_Given instruction_: Check every line below for the word "Block" and copy the ones that have it.

_Listed entries_:
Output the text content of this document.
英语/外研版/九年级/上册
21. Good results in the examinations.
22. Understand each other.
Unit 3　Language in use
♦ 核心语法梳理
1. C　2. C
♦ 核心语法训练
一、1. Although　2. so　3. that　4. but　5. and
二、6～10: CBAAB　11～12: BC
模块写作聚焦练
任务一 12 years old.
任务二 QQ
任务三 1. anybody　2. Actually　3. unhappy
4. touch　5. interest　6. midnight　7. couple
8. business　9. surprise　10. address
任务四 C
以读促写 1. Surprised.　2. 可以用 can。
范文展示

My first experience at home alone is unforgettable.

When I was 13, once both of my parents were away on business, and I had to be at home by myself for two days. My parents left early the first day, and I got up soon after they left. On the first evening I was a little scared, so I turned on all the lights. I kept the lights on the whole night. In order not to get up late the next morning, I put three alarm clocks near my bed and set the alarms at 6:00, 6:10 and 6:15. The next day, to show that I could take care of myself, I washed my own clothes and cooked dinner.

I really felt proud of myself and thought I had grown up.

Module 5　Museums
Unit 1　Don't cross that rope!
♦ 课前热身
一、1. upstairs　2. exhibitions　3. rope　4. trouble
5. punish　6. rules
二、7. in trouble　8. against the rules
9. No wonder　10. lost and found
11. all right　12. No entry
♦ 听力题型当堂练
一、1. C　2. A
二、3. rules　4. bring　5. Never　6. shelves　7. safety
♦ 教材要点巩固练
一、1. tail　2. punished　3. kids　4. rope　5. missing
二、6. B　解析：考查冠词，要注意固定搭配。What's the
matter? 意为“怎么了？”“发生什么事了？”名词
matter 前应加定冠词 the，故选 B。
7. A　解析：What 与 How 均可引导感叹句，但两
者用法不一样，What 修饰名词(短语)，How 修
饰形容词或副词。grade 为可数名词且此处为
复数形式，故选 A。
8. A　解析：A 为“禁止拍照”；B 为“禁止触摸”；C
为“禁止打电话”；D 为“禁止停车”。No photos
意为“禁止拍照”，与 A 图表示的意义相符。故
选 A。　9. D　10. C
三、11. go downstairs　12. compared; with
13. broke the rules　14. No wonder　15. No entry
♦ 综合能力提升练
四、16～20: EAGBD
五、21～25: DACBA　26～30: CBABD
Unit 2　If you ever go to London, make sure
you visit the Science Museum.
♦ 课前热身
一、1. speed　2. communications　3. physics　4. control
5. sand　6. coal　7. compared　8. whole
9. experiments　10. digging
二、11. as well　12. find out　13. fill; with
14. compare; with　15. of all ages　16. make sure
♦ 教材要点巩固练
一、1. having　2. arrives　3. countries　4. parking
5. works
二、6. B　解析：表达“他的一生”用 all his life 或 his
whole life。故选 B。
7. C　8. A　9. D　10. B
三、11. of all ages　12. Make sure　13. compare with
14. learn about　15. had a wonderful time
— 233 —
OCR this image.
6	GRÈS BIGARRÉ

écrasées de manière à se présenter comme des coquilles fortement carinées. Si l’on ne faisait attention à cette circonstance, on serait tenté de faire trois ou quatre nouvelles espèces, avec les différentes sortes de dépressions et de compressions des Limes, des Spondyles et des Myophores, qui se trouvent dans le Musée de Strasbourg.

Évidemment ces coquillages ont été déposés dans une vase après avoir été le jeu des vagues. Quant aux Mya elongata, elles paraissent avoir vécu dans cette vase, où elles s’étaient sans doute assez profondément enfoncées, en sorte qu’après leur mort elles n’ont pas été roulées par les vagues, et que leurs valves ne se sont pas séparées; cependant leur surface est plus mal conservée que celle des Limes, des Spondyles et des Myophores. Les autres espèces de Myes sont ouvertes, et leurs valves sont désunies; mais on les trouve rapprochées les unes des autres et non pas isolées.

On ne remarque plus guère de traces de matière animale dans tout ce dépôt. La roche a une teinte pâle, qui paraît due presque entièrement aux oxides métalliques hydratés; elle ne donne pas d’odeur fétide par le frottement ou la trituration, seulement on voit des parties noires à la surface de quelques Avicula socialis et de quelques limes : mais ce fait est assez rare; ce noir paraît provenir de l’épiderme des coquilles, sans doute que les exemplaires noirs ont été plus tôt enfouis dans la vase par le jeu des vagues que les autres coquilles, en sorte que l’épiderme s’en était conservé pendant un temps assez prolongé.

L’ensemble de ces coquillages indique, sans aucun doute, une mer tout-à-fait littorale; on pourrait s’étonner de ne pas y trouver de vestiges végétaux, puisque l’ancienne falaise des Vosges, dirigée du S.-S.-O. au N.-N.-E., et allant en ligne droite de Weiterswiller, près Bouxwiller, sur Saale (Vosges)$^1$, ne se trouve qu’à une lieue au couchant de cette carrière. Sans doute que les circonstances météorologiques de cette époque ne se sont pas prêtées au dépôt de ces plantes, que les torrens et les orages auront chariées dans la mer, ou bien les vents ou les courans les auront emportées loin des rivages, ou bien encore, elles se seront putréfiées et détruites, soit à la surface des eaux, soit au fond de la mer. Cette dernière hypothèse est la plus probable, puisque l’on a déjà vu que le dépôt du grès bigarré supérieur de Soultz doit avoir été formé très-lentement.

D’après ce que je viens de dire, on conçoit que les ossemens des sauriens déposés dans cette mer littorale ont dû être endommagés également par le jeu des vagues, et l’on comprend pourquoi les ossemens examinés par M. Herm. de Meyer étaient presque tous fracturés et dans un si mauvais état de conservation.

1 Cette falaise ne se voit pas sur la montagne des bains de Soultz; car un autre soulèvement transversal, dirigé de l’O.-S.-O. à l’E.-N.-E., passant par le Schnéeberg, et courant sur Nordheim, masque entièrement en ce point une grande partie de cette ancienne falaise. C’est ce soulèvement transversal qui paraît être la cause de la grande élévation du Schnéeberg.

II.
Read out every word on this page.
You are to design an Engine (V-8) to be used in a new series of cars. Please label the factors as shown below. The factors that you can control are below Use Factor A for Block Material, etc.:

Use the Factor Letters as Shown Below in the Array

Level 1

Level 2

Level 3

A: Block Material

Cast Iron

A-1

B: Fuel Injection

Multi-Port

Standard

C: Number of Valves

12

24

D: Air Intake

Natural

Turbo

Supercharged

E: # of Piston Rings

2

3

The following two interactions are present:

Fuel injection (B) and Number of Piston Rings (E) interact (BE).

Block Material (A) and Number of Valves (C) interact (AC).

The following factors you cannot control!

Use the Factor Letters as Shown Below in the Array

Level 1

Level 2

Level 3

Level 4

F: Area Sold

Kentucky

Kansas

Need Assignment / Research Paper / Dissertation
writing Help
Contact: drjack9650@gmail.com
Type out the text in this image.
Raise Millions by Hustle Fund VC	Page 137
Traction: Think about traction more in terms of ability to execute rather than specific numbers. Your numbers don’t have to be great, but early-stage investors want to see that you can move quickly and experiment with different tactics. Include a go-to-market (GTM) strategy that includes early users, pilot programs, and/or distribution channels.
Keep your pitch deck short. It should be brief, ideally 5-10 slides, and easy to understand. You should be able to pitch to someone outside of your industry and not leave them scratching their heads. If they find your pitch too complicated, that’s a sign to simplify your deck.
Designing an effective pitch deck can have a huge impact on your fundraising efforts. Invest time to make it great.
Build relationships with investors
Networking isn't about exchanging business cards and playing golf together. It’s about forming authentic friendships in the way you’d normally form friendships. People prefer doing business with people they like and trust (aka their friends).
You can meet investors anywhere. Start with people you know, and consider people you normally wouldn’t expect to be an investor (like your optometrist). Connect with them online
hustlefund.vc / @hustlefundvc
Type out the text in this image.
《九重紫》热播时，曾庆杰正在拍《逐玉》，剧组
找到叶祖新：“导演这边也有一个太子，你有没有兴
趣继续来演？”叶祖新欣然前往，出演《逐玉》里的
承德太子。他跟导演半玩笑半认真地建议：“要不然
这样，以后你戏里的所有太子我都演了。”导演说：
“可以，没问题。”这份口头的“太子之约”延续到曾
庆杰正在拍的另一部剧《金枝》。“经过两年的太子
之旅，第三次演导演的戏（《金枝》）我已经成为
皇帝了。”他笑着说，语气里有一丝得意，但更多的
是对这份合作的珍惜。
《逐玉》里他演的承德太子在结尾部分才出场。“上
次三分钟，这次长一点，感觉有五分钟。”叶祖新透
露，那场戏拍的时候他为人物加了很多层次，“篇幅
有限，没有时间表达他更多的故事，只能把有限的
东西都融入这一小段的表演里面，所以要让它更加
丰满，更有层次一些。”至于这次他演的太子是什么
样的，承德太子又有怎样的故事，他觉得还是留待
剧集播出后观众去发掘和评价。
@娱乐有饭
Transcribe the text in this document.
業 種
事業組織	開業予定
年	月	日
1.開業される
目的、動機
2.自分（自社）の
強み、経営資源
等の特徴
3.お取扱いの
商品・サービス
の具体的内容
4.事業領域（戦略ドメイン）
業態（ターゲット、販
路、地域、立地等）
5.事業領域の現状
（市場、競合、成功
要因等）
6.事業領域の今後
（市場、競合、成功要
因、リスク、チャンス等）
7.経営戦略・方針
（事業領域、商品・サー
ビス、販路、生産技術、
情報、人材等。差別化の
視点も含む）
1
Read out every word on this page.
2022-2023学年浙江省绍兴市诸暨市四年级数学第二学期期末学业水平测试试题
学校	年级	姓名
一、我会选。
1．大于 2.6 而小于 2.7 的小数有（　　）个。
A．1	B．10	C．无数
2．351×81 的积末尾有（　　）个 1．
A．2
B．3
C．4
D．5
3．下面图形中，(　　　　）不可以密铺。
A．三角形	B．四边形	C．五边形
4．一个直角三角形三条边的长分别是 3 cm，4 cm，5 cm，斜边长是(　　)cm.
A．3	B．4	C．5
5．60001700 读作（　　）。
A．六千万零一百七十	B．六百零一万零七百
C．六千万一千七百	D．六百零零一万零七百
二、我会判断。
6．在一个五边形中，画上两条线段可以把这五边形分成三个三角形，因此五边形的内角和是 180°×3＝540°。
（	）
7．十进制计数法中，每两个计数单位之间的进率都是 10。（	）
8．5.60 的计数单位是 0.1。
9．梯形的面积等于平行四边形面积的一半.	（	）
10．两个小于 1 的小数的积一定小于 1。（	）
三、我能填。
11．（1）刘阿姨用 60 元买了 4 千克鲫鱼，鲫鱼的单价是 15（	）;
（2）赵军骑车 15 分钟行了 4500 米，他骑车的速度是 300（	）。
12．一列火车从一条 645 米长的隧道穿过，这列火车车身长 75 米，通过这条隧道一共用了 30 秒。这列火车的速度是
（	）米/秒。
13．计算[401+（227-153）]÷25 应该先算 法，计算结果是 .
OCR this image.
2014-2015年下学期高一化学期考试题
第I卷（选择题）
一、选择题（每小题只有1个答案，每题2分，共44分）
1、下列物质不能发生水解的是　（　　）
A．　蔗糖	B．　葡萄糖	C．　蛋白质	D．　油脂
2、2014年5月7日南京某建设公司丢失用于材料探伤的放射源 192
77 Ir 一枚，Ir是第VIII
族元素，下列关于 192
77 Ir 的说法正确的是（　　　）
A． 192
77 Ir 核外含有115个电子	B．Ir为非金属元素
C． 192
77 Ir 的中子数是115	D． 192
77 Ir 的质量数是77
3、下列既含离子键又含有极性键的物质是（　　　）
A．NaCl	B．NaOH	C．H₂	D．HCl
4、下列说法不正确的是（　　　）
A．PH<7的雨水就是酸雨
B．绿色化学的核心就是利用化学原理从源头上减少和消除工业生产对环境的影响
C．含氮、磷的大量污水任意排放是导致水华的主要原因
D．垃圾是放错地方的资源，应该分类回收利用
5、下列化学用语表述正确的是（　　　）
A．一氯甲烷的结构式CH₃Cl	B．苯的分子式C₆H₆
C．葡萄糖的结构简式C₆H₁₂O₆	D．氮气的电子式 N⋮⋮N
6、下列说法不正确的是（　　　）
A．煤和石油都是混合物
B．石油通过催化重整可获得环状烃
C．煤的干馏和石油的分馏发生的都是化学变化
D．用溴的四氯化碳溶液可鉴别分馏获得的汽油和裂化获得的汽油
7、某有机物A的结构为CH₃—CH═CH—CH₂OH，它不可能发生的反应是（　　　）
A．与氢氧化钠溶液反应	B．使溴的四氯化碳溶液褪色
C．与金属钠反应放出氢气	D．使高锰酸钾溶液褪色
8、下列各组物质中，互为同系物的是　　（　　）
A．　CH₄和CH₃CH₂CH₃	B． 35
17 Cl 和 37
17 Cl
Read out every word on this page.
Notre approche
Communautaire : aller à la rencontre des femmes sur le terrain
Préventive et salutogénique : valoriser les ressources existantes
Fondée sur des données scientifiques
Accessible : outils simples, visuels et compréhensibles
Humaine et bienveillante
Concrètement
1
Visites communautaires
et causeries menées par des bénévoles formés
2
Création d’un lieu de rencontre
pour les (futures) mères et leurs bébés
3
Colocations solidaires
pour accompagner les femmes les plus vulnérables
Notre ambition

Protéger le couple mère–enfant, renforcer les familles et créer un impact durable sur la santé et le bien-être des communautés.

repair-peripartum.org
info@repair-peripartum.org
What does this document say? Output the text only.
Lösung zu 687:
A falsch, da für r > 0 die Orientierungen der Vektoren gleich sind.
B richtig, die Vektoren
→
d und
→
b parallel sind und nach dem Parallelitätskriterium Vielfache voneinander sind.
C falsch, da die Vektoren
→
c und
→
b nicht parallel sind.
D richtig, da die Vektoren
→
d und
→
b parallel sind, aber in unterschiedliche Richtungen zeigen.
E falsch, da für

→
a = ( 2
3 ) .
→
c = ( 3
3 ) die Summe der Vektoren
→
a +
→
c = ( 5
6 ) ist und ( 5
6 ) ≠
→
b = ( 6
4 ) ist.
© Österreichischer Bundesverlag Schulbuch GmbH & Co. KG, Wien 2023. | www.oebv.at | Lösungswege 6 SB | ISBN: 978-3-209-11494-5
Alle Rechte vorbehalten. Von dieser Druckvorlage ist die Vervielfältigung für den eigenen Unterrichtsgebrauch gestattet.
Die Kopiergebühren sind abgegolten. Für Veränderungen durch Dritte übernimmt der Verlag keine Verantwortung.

_Exercise response_:
You are to design an Engine (V-8) to be used in a new series of cars. Please label the factors as shown below. The factors that you can control are below Use Factor A for Block Material, etc.:
A: Block Material
Block Material (A) and Number of Valves (C) interact (AC).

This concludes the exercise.